> _Problem to solve_:
Print the data that follows exactly.
##### Records
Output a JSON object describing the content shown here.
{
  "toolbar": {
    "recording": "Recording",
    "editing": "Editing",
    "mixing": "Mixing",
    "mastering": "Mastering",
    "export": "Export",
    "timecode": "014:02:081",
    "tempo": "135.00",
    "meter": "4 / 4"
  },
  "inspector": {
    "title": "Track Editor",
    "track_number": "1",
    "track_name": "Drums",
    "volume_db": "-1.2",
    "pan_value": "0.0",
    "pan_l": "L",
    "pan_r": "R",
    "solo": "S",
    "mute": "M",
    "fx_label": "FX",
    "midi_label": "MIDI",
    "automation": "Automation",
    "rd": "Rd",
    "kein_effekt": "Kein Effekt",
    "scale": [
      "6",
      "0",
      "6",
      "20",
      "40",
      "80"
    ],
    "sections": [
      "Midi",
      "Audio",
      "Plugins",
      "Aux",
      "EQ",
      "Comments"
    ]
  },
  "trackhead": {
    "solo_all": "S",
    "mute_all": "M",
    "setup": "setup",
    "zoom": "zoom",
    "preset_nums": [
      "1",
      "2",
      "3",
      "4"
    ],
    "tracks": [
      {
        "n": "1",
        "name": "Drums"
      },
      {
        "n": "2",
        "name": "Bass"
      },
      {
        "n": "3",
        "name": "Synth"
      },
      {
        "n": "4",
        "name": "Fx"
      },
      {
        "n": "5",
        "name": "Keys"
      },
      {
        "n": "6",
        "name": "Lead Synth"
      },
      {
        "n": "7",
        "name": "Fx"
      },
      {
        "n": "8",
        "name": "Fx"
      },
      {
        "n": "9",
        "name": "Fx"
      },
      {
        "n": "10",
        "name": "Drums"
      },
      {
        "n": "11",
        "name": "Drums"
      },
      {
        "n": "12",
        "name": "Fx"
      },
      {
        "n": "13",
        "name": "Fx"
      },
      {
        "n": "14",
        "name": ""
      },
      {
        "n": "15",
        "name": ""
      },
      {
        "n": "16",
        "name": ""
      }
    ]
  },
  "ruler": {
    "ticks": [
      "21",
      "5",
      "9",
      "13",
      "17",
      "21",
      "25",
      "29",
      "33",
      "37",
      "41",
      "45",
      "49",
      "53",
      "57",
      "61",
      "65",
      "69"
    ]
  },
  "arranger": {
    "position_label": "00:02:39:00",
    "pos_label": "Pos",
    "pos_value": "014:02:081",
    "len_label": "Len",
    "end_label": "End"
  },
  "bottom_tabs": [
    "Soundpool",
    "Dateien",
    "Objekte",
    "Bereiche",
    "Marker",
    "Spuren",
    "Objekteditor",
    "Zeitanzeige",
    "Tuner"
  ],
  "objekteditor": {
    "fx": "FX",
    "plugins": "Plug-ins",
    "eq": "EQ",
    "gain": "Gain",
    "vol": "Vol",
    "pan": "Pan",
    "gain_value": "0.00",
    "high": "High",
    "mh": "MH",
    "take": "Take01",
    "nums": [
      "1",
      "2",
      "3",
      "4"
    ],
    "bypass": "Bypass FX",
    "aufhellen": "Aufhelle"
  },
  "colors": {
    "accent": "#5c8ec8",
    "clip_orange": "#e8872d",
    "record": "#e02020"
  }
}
##########
> _Solved problem_:
Output a JSON object describing the content shown here.
{
  "toolbar": {
    "recording": "Recording",
    "editing": "Editing",
    "mixing": "Mixing",
    "mastering": "Mastering",
    "export": "Export",
    "timecode": "014:02:081",
    "tempo": "135.00",
    "meter": "4 / 4"
  },
  "inspector": {
    "title": "Track Editor",
    "track_number": "1",
    "track_name": "Drums",
    "volume_db": "-1.2",
    "pan_value": "0.0",
    "pan_l": "L",
    "pan_r": "R",
    "solo": "S",
    "mute": "M",
    "fx_label": "FX",
    "midi_label": "MIDI",
    "automation": "Automation",
    "rd": "Rd",
    "kein_effekt": "Kein Effekt",
    "scale": [
      "6",
      "0",
      "6",
      "20",
      "40",
      "80"
    ],
    "sections": [
      "Midi",
      "Audio",
      "Plugins",
      "Aux",
      "EQ",
      "Comments"
    ]
  },
  "trackhead": {
    "solo_all": "S",
    "mute_all": "M",
    "setup": "setup",
    "zoom": "zoom",
    "preset_nums": [
      "1",
      "2",
      "3",
      "4"
    ],
    "tracks": [
      {
        "n": "1",
        "name": "Drums"
      },
      {
        "n": "2",
        "name": "Bass"
      },
      {
        "n": "3",
        "name": "Synth"
      },
      {
        "n": "4",
        "name": "Fx"
      },
      {
        "n": "5",
        "name": "Keys"
      },
      {
        "n": "6",
        "name": "Lead Synth"
      },
      {
        "n": "7",
        "name": "Fx"
      },
      {
        "n": "8",
        "name": "Fx"
      },
      {
        "n": "9",
        "name": "Fx"
      },
      {
        "n": "10",
        "name": "Drums"
      },
      {
        "n": "11",
        "name": "Drums"
      },
      {
        "n": "12",
        "name": "Fx"
      },
      {
        "n": "13",
        "name": "Fx"
      },
      {
        "n": "14",
        "name": ""
      },
      {
        "n": "15",
        "name": ""
      },
      {
        "n": "16",
        "name": ""
      }
    ]
  },
  "ruler": {
    "ticks": [
      "21",
      "5",
      "9",
      "13",
      "17",
      "21",
      "25",
      "29",
      "33",
      "37",
      "41",
      "45",
      "49",
      "53",
      "57",
      "61",
      "65",
      "69"
    ]
  },
  "arranger": {
    "position_label": "00:02:39:00",
    "pos_label": "Pos",
    "pos_value": "014:02:081",
    "len_label": "Len",
    "end_label": "End"
  },
  "bottom_tabs": [
    "Soundpool",
    "Dateien",
    "Objekte",
    "Bereiche",
    "Marker",
    "Spuren",
    "Objekteditor",
    "Zeitanzeige",
    "Tuner"
  ],
  "objekteditor": {
    "fx": "FX",
    "plugins": "Plug-ins",
    "eq": "EQ",
    "gain": "Gain",
    "vol": "Vol",
    "pan": "Pan",
    "gain_value": "0.00",
    "high": "High",
    "mh": "MH",
    "take": "Take01",
    "nums": [
      "1",
      "2",
      "3",
      "4"
    ],
    "bypass": "Bypass FX",
    "aufhellen": "Aufhelle"
  },
  "colors": {
    "accent": "#5c8ec8",
    "clip_orange": "#e8872d",
    "record": "#e02020"
  }
}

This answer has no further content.